◆ Brano
»»

Dai dei cubi a una scimmia e prima o poi inizierà a metterli uno sopra l’altro, a creare forme, a giocarci. Sembra che il risolvere puzzle, il creare soluzioni siano un bisogno, un qualcosa che siamo portati a fare come specie.
Non è strano quindi che ogni cultura del globo abbia sviluppato una propria cultura del gioco e non è strano nemmeno fare di questa uno strumento d’apprendimento.
Anche i videogiochi hanno lo stesso potenziale?
Sicuramente hanno delle precise peculiarità e molti differenti canali artistici tra pittura, scrittura, narrativa, musica, ma qui volevo sottolineare la loro caratteristica finale: l’interattività.
Nella storia di questo medium, molti sono i ruoli che il giocatore si è trovato a ricoprire. A volte con gameplay attivo, che implica il pieno controllo dei movimenti del nostro personaggio, altre volte in un ruolo più passivo, di supervisore, come nel caso dei giochi gestionali e strategici.
In questo caso ci troviamo in una posizione dalla quale possiamo osservare ogni dato disponibile per interpretare la situazione in corso e scegliere la nostra mossa di conseguenza, per poi raccoglierne i frutti o i problemi.
E ovviamente ci sono numerose gradazioni ed esperimenti del mezzo, che meriterebbero articoli dedicati.
Al tempo stesso, un’altra caratteristica che possediamo sin da quando abbiamo acquisito il pollice opponibile è il bisogno di raccontare storie, di affidare un lascito ai posteri. Dalle pitture rupestri ai recenti esperimenti per la Realtà Virtuale, abbiamo un bisogno intrinseco di raccontare e ascoltare, un bisogno che coinvolge pressoché qualsiasi contenuto sia leggibile, ascoltabile, giocabile.
Se prendiamo questo ragionamento come base, ne emerge che i videogiochi hanno un potenziale narrativo, didattico e di intrattenimento notevole, con la loro propria caratteristica dell’interattività. Di affidare al giocatore la responsabilità del proseguimento della storia, renderlo indispensabile all’esistenza stessa del messaggio di cui il gioco vuole parlare.
Da questo punto di vista quindi, i videogiochi sono la chiusura del cerchio, quello che racchiude tutte le arti sinora esplorate dall’essere umano e che riporta l’esperienza di apprendimento all’origine, quando da bambini prendiamo in mano oggetti a caso e li manipoliamo, edotti o meno sul bisogno pratico per cui essi sono stati creati.
Non è diverso dal prendere un (video)gioco di cui non abbiamo mai visto nulla, nemmeno un trailer, e impararne in corsa le regole. Ovviamente da adulti abbiamo un bagaglio esperienziale che in teoria ci avvantaggia, ma non diamo troppo per scontato. A volte l’innocente intuizione arriva più lontano della fredda analisi.
Ma arriviamo al motivo di questo lungo preambolo: durante il training SAHS (Sicily Againts Hate Speech) abbiamo provato un paio di videogiochi connessi uno alla situazione migratoria (gameplay attivo) e un altro sul tema della comunicazione (gameplay passivo)
Survival
Sviluppato da Omnium Lab, è un semplice smartphone game pensato per un pubblico giovane che fa uso di numerosi simbolismi grafici per parlare di un viaggio di migrazione attraveso mare e terraferma.

««

◆ Dati
»»

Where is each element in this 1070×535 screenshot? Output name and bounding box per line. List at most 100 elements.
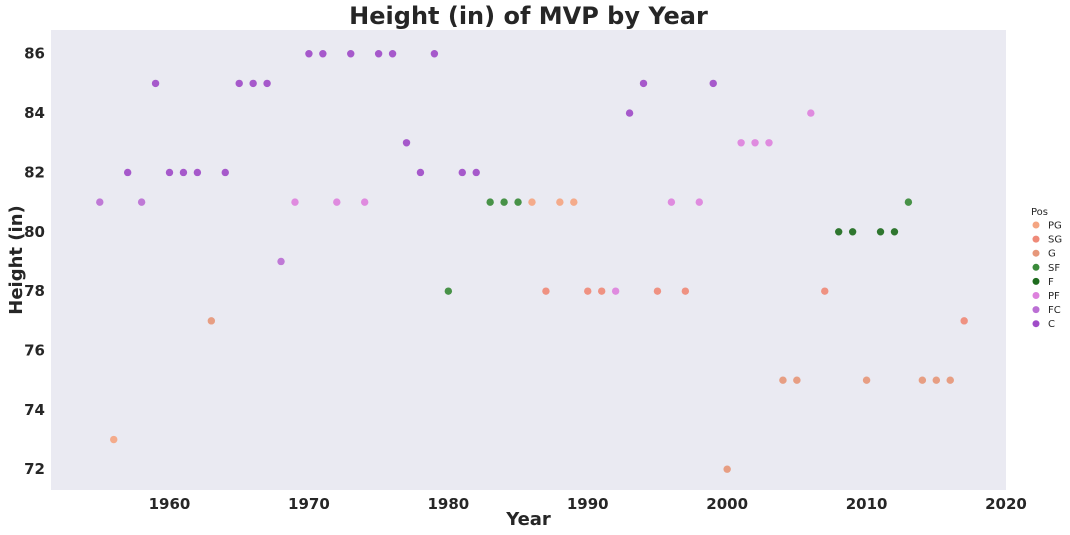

««

◆ Istruzioni
(1) Trascrivi parola per parola tutto ciò che, nel brano sui videogiochi, va da "Non è strano quindi" giù fino a "lo stesso potenziale?".
(2) Prosegui il brano sui videogiochi, riprendendo subito dopo la sua ultima frase.

◆ Risposte per compito
(1)
Non è strano quindi che ogni cultura del globo abbia sviluppato una propria cultura del gioco e non è strano nemmeno fare di questa uno strumento d’apprendimento.
Anche i videogiochi hanno lo stesso potenziale?

(2)
Tanto lo stile quanto la narrativa fanno il verso al platforming bidimensionale, rendendolo un gioco di cui risulta immediato apprendere le meccaniche, ma molto difficile metterle a frutto. La difficoltà è stata probabilmente tarata verso l’alto di proposito. Dopotutto, non sta scritto da nessuna parte che un gioco debba essere divertente per forza.
Anzi, come ogni forma d’arte, a seconda dell’obiettivo potrebbe aver bisogno di far leva su altre sensazioni, di indurre intenzionalmente il discomfort.
The Republia Times
Sviluppato da Lucas Pope, sviluppatore indipendente, autore anche dei particolari Papers, Please e Return of the Obra Dinn, il gioco mette il soggetto nei panni di un direttore di redazione costretto tra 2 fuochi: dover supportare il regime in cui vive (e che tra l’altro tiene in ostaggio la famiglia assegnatali) o cogliere l’opportunità di aiutare un gruppo ribelle inserendo messaggi in codice nei titoli di testa.
Succede così che il nostro ruolo è dover decidere in fretta quale notizia andrà in prima pagina assegnandole il centro, offrendole così massima visibilità, oppure la mezzapagina, di visibilità media , o le colonne, di visibilità piccola.
Dobbiamo aspettare tutti gli articoli dei nostri fedeli redattori prima di decidere, quindi il tempo è poco e la responsabilità tanta. E ovviamente avremo i supervisori del regime a controllare quotidianamente il successo del nostro giornale, quindi, qualora decidessimo di supportare i ribelli, dovremo farlo con arguzia. Ma poi, sono veramente loro l’alternativa migliore? Senza anticipare nulla, si può dire che non si tratta un gioco in cui dare le “fazioni” per scontate.
Com’è stato quindi, integrare i videogiochi in un Training?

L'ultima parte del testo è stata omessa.